__TO DO__.
Reproduce the following data word for word, keeping every line exactly as it appears.

__EXTRACTED MATERIAL__.
:::::
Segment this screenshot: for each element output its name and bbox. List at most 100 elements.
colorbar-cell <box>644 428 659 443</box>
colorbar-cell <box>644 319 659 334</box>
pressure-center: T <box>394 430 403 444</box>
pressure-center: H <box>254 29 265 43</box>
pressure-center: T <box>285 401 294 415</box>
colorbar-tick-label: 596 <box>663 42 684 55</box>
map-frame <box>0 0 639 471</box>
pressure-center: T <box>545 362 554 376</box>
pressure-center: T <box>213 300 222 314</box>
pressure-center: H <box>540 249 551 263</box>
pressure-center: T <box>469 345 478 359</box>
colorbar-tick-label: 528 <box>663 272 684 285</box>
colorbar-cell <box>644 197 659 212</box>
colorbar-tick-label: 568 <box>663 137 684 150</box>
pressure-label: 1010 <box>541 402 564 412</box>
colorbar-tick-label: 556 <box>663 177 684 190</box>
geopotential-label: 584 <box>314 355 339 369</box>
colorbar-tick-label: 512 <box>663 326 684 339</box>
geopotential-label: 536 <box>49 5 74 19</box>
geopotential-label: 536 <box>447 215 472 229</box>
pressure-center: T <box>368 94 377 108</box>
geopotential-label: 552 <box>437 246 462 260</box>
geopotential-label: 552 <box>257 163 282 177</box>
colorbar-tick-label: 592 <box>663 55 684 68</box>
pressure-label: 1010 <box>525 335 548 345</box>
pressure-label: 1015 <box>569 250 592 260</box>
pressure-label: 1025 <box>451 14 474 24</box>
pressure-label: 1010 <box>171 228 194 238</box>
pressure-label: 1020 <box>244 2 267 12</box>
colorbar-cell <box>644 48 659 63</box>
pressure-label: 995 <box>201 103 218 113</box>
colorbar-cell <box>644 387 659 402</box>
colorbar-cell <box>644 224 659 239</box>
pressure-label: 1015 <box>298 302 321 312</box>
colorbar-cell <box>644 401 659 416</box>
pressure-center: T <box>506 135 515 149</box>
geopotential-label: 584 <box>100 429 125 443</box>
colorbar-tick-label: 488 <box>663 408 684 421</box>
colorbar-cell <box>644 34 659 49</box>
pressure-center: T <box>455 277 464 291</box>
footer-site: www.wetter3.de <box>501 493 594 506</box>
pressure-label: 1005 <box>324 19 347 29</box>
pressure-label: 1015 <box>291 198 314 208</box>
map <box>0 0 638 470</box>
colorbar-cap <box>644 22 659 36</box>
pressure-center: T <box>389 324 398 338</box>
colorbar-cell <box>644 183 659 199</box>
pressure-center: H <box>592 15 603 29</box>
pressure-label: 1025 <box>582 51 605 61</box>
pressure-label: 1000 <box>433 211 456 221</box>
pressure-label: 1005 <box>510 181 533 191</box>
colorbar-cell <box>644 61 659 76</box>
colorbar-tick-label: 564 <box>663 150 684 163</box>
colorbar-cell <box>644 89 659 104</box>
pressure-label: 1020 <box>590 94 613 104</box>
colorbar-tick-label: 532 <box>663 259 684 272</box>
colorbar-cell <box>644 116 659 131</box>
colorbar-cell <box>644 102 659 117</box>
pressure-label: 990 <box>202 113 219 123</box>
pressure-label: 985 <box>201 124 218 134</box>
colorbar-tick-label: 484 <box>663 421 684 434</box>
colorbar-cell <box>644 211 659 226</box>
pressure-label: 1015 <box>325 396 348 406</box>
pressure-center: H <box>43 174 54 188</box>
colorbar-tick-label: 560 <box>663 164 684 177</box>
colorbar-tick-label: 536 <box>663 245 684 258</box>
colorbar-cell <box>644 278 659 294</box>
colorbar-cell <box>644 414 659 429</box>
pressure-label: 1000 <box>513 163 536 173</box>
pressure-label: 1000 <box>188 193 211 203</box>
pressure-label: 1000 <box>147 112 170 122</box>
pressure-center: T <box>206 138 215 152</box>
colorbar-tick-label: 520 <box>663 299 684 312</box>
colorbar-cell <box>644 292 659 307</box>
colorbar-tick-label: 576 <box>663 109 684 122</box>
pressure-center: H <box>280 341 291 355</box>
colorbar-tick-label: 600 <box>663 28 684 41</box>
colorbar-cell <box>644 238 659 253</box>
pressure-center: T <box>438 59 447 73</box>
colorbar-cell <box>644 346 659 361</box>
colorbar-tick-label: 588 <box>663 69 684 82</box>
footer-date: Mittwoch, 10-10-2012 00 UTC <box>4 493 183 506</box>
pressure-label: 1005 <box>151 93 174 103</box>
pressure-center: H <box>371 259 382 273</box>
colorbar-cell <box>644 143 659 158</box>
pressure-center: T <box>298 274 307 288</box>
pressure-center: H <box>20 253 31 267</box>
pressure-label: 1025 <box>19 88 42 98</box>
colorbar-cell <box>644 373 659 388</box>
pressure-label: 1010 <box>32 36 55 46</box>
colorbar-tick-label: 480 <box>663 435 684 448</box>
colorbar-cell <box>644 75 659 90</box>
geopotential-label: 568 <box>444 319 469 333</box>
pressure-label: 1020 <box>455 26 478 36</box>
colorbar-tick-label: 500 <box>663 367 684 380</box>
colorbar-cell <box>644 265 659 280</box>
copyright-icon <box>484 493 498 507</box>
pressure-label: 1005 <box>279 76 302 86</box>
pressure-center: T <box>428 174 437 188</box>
:::::
__RESPONSE TO THE EXERCISE__.
Segment this screenshot: for each element output its name and bbox. List at most 100 elements.
colorbar-cell <box>644 428 659 443</box>
colorbar-cell <box>644 319 659 334</box>
pressure-center: T <box>394 430 403 444</box>
pressure-center: H <box>254 29 265 43</box>
pressure-center: T <box>285 401 294 415</box>
colorbar-tick-label: 596 <box>663 42 684 55</box>
map-frame <box>0 0 639 471</box>
pressure-center: T <box>545 362 554 376</box>
pressure-center: T <box>213 300 222 314</box>
pressure-center: H <box>540 249 551 263</box>
pressure-center: T <box>469 345 478 359</box>
colorbar-tick-label: 528 <box>663 272 684 285</box>
colorbar-cell <box>644 197 659 212</box>
colorbar-tick-label: 568 <box>663 137 684 150</box>
pressure-label: 1010 <box>541 402 564 412</box>
colorbar-tick-label: 556 <box>663 177 684 190</box>
geopotential-label: 584 <box>314 355 339 369</box>
colorbar-tick-label: 512 <box>663 326 684 339</box>
geopotential-label: 536 <box>49 5 74 19</box>
geopotential-label: 536 <box>447 215 472 229</box>
pressure-center: T <box>368 94 377 108</box>
geopotential-label: 552 <box>437 246 462 260</box>
geopotential-label: 552 <box>257 163 282 177</box>
colorbar-tick-label: 592 <box>663 55 684 68</box>
pressure-label: 1010 <box>525 335 548 345</box>
pressure-label: 1015 <box>569 250 592 260</box>
pressure-label: 1025 <box>451 14 474 24</box>
pressure-label: 1010 <box>171 228 194 238</box>
pressure-label: 1020 <box>244 2 267 12</box>
colorbar-cell <box>644 48 659 63</box>
pressure-label: 995 <box>201 103 218 113</box>
colorbar-cell <box>644 387 659 402</box>
colorbar-cell <box>644 224 659 239</box>
pressure-label: 1015 <box>298 302 321 312</box>
colorbar-cell <box>644 401 659 416</box>
pressure-center: T <box>506 135 515 149</box>
geopotential-label: 584 <box>100 429 125 443</box>
colorbar-tick-label: 488 <box>663 408 684 421</box>
colorbar-cell <box>644 34 659 49</box>
pressure-center: T <box>455 277 464 291</box>
footer-site: www.wetter3.de <box>501 493 594 506</box>
pressure-label: 1005 <box>324 19 347 29</box>
pressure-label: 1015 <box>291 198 314 208</box>
map <box>0 0 638 470</box>
colorbar-cap <box>644 22 659 36</box>
pressure-center: T <box>389 324 398 338</box>
colorbar-cell <box>644 183 659 199</box>
pressure-center: H <box>592 15 603 29</box>
pressure-label: 1025 <box>582 51 605 61</box>
pressure-label: 1000 <box>433 211 456 221</box>
pressure-label: 1005 <box>510 181 533 191</box>
colorbar-cell <box>644 61 659 76</box>
colorbar-tick-label: 564 <box>663 150 684 163</box>
colorbar-cell <box>644 89 659 104</box>
pressure-label: 1020 <box>590 94 613 104</box>
colorbar-tick-label: 532 <box>663 259 684 272</box>
colorbar-cell <box>644 116 659 131</box>
colorbar-cell <box>644 102 659 117</box>
pressure-label: 990 <box>202 113 219 123</box>
pressure-label: 985 <box>201 124 218 134</box>
colorbar-tick-label: 484 <box>663 421 684 434</box>
colorbar-cell <box>644 211 659 226</box>
pressure-label: 1015 <box>325 396 348 406</box>
pressure-center: H <box>43 174 54 188</box>
colorbar-tick-label: 560 <box>663 164 684 177</box>
colorbar-tick-label: 536 <box>663 245 684 258</box>
colorbar-cell <box>644 278 659 294</box>
colorbar-cell <box>644 414 659 429</box>
pressure-label: 1000 <box>513 163 536 173</box>
pressure-label: 1000 <box>188 193 211 203</box>
pressure-label: 1000 <box>147 112 170 122</box>
pressure-center: T <box>206 138 215 152</box>
colorbar-tick-label: 520 <box>663 299 684 312</box>
colorbar-cell <box>644 292 659 307</box>
colorbar-tick-label: 576 <box>663 109 684 122</box>
pressure-center: H <box>280 341 291 355</box>
colorbar-tick-label: 600 <box>663 28 684 41</box>
colorbar-cell <box>644 238 659 253</box>
pressure-center: T <box>438 59 447 73</box>
colorbar-cell <box>644 346 659 361</box>
colorbar-tick-label: 588 <box>663 69 684 82</box>
footer-date: Mittwoch, 10-10-2012 00 UTC <box>4 493 183 506</box>
pressure-label: 1005 <box>151 93 174 103</box>
pressure-center: H <box>371 259 382 273</box>
colorbar-cell <box>644 143 659 158</box>
pressure-center: T <box>298 274 307 288</box>
pressure-center: H <box>20 253 31 267</box>
pressure-label: 1025 <box>19 88 42 98</box>
colorbar-cell <box>644 373 659 388</box>
pressure-label: 1010 <box>32 36 55 46</box>
colorbar-tick-label: 480 <box>663 435 684 448</box>
colorbar-cell <box>644 75 659 90</box>
geopotential-label: 568 <box>444 319 469 333</box>
pressure-label: 1020 <box>455 26 478 36</box>
colorbar-tick-label: 500 <box>663 367 684 380</box>
colorbar-cell <box>644 265 659 280</box>
copyright-icon <box>484 493 498 507</box>
pressure-label: 1005 <box>279 76 302 86</box>
pressure-center: T <box>428 174 437 188</box>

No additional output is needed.